(Data listing):
**********

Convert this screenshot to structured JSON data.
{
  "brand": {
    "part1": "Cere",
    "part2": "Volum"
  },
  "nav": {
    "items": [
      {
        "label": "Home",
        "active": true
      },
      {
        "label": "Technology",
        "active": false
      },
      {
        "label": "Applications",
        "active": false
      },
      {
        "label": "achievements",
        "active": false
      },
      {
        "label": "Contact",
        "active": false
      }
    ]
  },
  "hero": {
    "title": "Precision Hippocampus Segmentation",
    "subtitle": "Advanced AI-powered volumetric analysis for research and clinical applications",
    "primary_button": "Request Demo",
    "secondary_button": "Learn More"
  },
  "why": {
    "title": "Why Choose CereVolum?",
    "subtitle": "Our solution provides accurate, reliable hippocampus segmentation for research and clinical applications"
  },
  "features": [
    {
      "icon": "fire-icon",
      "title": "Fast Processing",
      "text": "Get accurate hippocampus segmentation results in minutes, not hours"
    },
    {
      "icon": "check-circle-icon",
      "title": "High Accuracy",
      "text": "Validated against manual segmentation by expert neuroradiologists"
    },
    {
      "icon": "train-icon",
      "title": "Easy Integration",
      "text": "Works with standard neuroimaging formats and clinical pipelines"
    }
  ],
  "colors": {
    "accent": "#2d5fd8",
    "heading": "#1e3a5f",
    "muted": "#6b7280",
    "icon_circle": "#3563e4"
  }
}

**********

(What this task involves): Gather each line from the listing above that holds "text".

(Exercise answer):
      "text": "Get accurate hippocampus segmentation results in minutes, not hours"
      "text": "Validated against manual segmentation by expert neuroradiologists"
      "text": "Works with standard neuroimaging formats and clinical pipelines"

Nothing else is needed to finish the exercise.